Given instruction: For the listing below, give the count of lines containing the string "with" and nothing else.

Dataset:
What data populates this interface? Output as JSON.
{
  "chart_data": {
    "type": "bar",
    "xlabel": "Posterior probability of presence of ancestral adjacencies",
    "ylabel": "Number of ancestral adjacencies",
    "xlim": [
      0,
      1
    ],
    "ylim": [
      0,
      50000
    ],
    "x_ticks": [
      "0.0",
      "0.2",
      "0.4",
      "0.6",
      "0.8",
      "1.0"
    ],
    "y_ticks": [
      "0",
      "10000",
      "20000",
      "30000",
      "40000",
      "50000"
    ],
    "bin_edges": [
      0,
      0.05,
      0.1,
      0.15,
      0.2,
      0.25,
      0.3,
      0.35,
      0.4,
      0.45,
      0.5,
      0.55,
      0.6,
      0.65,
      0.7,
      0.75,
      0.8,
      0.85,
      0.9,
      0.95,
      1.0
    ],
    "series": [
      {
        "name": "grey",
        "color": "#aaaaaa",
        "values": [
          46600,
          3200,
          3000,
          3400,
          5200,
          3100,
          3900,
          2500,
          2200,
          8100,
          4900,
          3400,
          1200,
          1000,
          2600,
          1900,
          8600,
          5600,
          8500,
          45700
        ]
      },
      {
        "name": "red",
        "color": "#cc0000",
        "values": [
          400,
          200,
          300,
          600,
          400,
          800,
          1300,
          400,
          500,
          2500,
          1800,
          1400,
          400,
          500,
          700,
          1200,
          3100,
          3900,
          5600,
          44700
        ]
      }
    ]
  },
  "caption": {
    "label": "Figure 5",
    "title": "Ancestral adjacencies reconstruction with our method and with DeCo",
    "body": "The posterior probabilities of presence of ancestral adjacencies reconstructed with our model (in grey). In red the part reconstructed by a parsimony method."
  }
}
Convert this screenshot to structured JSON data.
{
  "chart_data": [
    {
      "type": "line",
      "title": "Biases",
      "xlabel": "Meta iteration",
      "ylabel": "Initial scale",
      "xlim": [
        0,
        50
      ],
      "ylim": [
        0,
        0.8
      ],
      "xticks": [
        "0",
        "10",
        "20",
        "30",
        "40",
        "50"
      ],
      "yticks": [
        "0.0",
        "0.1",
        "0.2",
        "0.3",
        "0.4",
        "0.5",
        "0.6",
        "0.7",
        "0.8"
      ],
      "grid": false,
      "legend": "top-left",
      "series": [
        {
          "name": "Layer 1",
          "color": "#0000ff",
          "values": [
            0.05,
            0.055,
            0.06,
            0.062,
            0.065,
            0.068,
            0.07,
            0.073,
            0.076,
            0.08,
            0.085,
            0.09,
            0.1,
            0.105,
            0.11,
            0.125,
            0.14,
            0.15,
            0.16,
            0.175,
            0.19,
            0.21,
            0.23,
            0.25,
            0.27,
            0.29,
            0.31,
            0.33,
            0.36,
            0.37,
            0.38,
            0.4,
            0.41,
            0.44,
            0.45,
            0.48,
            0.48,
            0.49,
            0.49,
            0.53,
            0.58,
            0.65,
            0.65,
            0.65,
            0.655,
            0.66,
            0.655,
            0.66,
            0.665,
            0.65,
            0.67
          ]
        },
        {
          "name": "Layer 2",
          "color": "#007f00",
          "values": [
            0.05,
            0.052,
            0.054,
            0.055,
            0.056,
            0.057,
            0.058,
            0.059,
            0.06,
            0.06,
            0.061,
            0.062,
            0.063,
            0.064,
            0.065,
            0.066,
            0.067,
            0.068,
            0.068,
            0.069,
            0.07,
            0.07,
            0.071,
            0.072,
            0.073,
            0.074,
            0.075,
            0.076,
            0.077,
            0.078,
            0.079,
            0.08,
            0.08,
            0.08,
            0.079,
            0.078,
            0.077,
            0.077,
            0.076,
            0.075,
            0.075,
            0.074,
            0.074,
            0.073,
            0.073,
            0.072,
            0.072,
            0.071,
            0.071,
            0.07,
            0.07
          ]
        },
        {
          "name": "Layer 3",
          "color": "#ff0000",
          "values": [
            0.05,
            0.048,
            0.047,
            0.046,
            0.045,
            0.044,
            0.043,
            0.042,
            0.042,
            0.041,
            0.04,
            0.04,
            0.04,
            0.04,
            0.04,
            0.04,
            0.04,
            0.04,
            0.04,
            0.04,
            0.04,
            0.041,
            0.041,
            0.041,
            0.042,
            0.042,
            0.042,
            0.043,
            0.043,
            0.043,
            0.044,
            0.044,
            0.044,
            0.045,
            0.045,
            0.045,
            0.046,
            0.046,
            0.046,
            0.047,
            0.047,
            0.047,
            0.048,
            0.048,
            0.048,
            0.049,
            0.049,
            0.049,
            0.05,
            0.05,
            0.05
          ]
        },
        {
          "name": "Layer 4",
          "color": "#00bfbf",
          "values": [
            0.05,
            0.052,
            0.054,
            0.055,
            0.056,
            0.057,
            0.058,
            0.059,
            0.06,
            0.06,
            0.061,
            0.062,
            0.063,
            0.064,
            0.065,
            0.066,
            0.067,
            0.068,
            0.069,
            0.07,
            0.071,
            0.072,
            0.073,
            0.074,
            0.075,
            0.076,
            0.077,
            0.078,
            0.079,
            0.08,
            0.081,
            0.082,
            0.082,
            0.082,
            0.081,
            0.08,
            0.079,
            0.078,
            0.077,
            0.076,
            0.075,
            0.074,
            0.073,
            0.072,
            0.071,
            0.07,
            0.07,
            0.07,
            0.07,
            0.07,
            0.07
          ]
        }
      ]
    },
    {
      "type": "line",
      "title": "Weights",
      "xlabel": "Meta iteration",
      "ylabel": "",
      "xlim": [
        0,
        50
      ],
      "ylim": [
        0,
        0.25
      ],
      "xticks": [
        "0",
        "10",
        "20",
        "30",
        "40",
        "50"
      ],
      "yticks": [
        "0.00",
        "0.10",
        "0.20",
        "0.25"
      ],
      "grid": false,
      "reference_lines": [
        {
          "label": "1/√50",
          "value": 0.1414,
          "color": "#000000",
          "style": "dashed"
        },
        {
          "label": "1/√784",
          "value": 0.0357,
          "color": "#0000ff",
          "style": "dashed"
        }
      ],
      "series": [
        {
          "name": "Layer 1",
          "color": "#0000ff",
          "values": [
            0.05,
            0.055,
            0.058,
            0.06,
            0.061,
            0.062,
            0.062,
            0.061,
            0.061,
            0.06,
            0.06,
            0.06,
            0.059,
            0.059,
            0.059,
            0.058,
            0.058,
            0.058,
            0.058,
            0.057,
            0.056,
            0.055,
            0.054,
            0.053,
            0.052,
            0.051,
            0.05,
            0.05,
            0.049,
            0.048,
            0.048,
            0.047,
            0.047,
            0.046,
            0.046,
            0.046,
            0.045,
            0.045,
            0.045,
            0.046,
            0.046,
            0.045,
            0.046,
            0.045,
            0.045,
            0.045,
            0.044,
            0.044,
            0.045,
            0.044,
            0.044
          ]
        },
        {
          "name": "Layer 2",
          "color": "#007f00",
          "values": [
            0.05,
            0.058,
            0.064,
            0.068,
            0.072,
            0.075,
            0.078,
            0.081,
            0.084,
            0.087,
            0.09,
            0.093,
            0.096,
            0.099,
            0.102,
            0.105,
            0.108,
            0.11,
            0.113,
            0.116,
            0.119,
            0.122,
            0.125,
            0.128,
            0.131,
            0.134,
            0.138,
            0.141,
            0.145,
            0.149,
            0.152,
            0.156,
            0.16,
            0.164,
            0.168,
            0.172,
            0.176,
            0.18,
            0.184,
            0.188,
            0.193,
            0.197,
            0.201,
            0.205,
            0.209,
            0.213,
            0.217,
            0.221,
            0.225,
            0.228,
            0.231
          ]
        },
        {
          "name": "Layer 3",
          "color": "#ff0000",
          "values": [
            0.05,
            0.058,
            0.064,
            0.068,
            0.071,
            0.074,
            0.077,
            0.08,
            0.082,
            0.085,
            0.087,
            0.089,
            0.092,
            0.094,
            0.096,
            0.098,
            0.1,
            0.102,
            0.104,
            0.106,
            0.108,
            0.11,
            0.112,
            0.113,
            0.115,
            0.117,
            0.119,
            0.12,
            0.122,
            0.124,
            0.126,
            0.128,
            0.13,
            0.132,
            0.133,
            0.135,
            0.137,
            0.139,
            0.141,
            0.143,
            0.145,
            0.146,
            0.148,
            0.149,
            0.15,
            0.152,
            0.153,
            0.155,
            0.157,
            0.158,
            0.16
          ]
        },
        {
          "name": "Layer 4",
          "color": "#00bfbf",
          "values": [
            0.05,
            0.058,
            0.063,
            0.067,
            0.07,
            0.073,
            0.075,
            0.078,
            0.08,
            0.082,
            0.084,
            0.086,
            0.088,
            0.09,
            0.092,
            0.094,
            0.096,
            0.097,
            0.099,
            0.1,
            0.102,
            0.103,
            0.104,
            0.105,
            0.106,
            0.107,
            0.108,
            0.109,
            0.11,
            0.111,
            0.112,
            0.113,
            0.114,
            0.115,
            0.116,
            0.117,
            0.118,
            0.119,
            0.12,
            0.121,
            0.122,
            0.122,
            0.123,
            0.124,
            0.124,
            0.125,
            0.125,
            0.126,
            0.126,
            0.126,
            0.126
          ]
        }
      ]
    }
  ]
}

Complete output: 2